> TO DO
Take each line that has the word "продукта" and return it.

> RECORDS SUPPLIED

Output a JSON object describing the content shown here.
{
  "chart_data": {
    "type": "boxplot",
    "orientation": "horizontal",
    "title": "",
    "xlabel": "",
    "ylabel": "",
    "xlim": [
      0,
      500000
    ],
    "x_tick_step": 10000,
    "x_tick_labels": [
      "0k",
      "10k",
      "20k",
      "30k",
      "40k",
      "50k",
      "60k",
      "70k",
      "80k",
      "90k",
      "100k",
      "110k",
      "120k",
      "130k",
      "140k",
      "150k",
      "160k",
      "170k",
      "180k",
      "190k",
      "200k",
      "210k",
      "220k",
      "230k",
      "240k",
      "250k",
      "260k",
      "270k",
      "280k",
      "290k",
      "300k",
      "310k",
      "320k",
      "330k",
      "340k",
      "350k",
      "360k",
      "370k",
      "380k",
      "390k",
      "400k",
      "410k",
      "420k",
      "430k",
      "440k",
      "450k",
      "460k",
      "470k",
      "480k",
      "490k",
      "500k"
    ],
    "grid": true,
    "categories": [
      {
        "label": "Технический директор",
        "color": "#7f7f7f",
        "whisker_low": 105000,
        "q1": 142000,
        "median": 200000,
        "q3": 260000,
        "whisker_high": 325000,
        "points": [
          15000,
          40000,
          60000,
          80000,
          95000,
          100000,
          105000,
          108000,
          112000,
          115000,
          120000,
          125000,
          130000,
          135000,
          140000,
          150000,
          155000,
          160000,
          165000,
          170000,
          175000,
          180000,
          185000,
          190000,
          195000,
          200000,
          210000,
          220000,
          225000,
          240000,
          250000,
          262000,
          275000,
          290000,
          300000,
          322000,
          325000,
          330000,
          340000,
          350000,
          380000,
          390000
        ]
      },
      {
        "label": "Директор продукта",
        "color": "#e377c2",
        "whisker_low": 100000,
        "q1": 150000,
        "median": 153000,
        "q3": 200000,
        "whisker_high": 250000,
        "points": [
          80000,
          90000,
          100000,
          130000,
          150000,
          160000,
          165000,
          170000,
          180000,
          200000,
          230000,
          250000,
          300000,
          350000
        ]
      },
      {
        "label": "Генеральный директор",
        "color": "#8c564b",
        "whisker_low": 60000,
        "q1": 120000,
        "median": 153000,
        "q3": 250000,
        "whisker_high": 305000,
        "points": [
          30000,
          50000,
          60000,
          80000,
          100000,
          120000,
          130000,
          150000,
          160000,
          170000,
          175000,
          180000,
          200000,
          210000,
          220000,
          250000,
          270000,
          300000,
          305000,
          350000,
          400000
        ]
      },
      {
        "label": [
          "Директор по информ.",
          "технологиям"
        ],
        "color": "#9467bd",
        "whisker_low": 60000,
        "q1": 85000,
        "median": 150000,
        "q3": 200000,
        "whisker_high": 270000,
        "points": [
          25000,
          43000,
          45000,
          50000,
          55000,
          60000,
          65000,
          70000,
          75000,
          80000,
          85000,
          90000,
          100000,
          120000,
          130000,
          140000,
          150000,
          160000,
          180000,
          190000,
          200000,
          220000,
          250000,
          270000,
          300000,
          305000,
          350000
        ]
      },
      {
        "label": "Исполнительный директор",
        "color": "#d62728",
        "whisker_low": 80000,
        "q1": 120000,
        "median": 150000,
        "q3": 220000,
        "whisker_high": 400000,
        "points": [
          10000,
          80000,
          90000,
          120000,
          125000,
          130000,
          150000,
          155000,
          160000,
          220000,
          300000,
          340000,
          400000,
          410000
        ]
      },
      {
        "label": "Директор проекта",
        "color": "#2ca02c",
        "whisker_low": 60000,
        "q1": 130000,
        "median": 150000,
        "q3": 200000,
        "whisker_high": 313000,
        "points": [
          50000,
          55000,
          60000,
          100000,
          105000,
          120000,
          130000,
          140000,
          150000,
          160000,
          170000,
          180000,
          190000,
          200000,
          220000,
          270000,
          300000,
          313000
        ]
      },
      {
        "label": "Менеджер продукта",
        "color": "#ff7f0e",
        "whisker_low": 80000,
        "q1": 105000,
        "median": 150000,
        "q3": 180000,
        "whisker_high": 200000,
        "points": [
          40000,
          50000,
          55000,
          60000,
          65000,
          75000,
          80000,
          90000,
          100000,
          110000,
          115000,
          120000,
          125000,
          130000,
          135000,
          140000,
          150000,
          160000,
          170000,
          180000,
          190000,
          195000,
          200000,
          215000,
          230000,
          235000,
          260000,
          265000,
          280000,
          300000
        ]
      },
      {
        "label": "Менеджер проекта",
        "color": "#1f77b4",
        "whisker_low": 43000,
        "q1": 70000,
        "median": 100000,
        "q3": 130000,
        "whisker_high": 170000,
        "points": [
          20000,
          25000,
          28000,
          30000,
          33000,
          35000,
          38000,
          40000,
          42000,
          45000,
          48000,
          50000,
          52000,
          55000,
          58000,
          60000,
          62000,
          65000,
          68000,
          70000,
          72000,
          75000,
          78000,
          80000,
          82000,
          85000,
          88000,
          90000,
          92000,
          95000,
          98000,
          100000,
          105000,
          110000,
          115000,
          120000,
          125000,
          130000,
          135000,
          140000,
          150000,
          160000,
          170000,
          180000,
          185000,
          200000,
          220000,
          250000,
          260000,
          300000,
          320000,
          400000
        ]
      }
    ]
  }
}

> PROBLEM SOLUTION
        "label": "Директор продукта",
        "label": "Менеджер продукта",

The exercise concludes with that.